→ **WRITTEN PROBLEM**:
Omit the pictures and extract only the lines from the line containing "Convert this screenshot" to the end of the material, each exactly as written.
==========
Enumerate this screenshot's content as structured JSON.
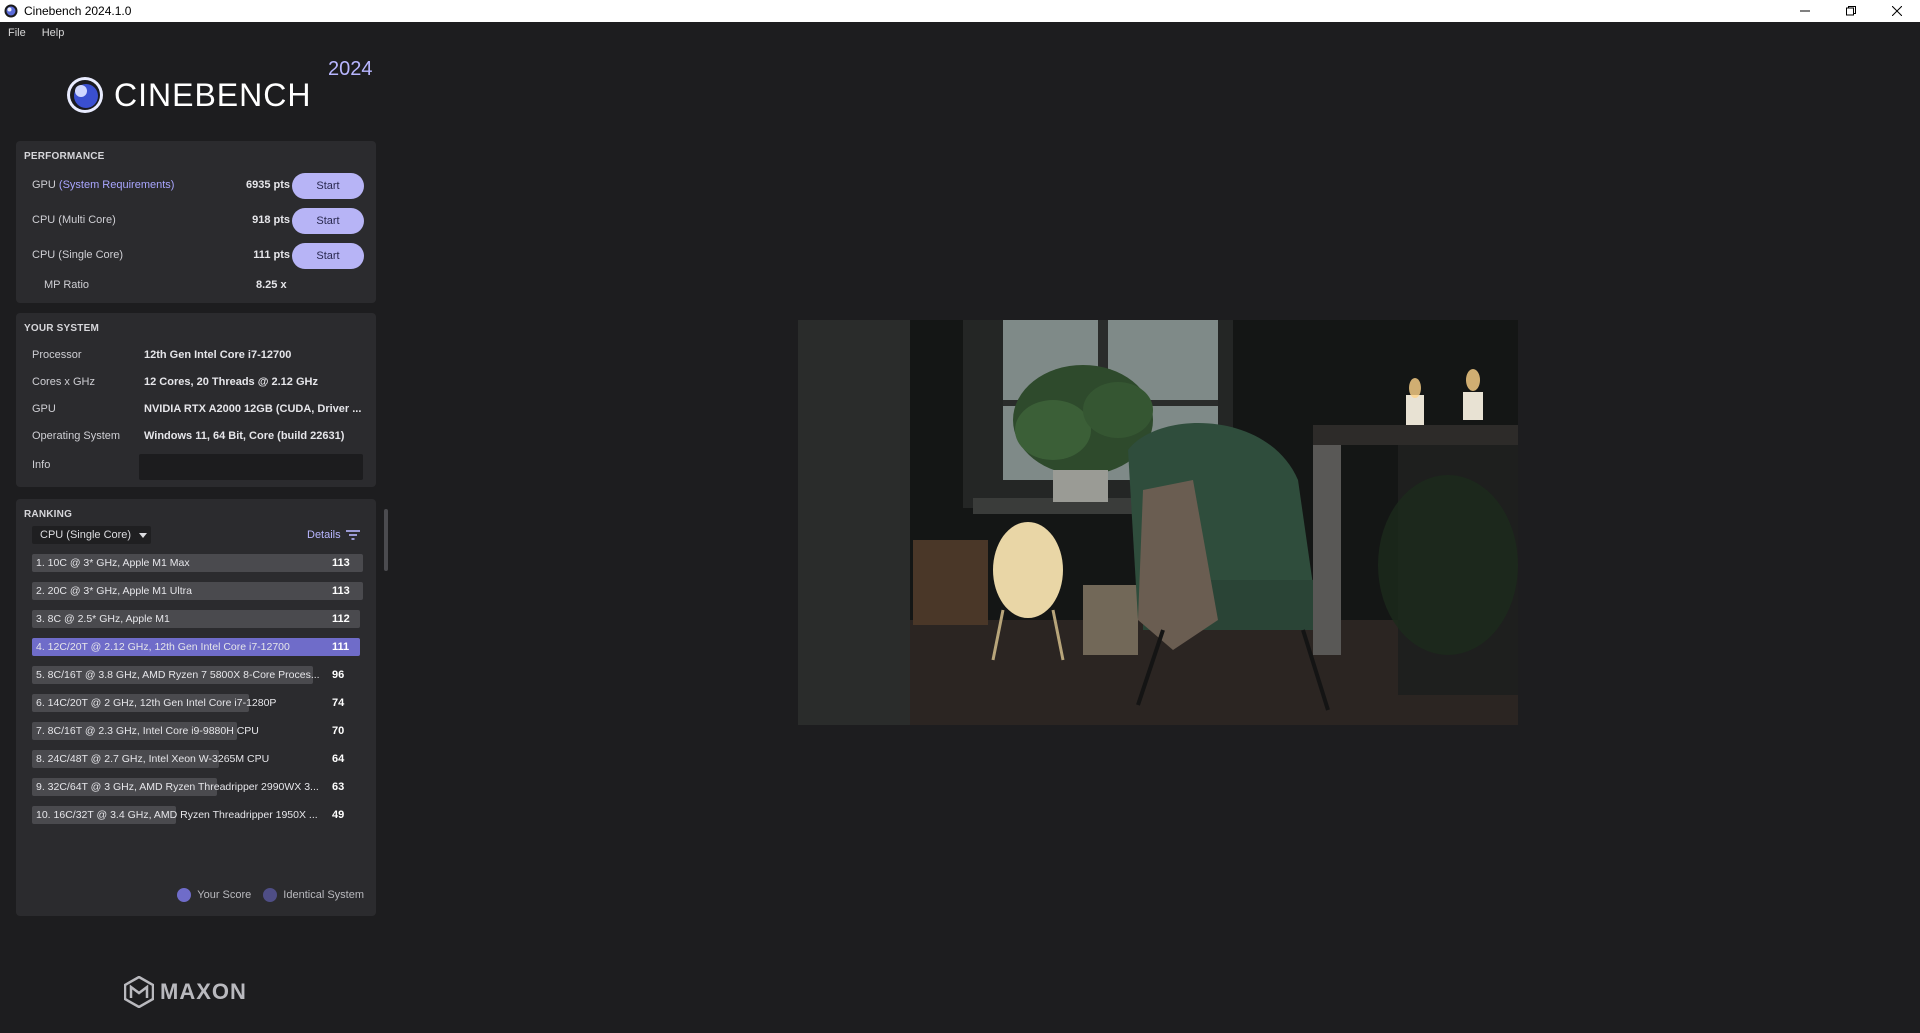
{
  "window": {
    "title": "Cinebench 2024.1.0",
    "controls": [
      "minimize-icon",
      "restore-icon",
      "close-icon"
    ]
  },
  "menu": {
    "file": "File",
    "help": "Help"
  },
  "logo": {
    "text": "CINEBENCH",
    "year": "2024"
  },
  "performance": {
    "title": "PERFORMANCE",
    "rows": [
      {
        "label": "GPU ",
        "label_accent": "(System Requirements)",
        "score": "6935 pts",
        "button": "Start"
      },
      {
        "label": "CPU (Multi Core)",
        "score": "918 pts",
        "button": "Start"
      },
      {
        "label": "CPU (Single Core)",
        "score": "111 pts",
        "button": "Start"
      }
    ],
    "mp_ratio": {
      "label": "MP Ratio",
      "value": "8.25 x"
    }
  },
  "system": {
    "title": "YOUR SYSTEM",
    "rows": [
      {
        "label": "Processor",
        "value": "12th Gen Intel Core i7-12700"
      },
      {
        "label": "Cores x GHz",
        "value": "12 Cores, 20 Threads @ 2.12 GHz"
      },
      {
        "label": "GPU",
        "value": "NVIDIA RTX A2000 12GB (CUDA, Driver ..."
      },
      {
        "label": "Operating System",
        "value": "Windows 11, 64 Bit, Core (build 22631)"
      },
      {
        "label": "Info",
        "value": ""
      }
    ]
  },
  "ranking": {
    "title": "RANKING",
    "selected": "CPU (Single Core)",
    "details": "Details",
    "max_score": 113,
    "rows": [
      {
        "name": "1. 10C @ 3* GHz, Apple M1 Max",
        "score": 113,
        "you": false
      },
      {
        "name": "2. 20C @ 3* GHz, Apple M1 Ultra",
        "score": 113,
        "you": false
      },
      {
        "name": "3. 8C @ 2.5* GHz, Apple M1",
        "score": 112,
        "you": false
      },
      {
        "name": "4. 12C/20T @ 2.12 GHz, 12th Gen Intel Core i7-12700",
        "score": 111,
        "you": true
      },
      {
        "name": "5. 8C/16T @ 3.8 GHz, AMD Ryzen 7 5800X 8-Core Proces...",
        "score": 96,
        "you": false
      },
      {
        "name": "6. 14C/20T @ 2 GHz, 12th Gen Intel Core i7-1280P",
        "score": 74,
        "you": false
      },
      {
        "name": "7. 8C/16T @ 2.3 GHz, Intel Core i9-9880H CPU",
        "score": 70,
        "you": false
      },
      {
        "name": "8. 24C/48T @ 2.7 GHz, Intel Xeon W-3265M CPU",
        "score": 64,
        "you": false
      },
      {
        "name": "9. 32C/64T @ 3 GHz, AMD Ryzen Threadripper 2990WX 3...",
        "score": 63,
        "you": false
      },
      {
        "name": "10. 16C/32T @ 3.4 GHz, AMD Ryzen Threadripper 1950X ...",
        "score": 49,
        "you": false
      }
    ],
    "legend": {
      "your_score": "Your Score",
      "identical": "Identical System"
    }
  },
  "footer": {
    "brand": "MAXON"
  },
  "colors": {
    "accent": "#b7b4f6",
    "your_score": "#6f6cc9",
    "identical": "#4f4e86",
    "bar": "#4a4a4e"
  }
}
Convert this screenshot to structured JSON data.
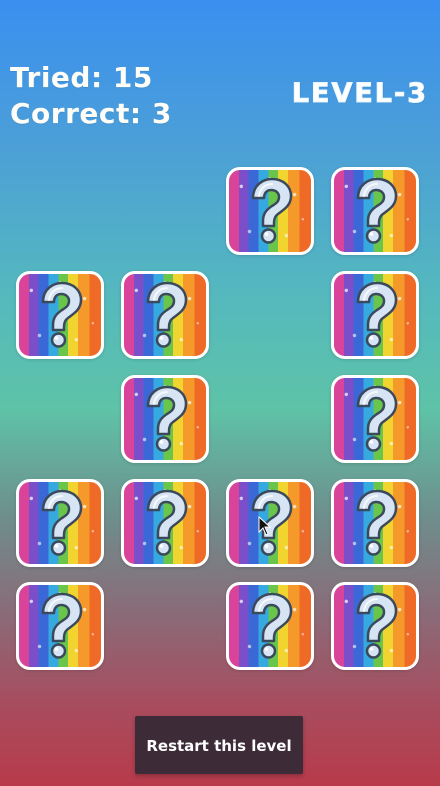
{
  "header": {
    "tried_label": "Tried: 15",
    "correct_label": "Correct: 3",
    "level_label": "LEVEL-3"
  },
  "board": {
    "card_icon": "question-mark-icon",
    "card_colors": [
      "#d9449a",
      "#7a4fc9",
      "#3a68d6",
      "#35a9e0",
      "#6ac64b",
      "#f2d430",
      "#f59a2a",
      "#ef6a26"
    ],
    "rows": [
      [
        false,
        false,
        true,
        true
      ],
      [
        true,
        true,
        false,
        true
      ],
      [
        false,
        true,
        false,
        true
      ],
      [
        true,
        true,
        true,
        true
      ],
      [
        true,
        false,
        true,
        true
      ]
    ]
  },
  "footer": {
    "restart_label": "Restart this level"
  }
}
==========
→ **THE RESPONSE**:
Convert this screenshot to structured JSON data.
{
  "header": {
    "tried_label": "Tried: 15",
    "correct_label": "Correct: 3",
    "level_label": "LEVEL-3"
  },
  "board": {
    "card_icon": "question-mark-icon",
    "card_colors": [
      "#d9449a",
      "#7a4fc9",
      "#3a68d6",
      "#35a9e0",
      "#6ac64b",
      "#f2d430",
      "#f59a2a",
      "#ef6a26"
    ],
    "rows": [
      [
        false,
        false,
        true,
        true
      ],
      [
        true,
        true,
        false,
        true
      ],
      [
        false,
        true,
        false,
        true
      ],
      [
        true,
        true,
        true,
        true
      ],
      [
        true,
        false,
        true,
        true
      ]
    ]
  },
  "footer": {
    "restart_label": "Restart this level"
  }
}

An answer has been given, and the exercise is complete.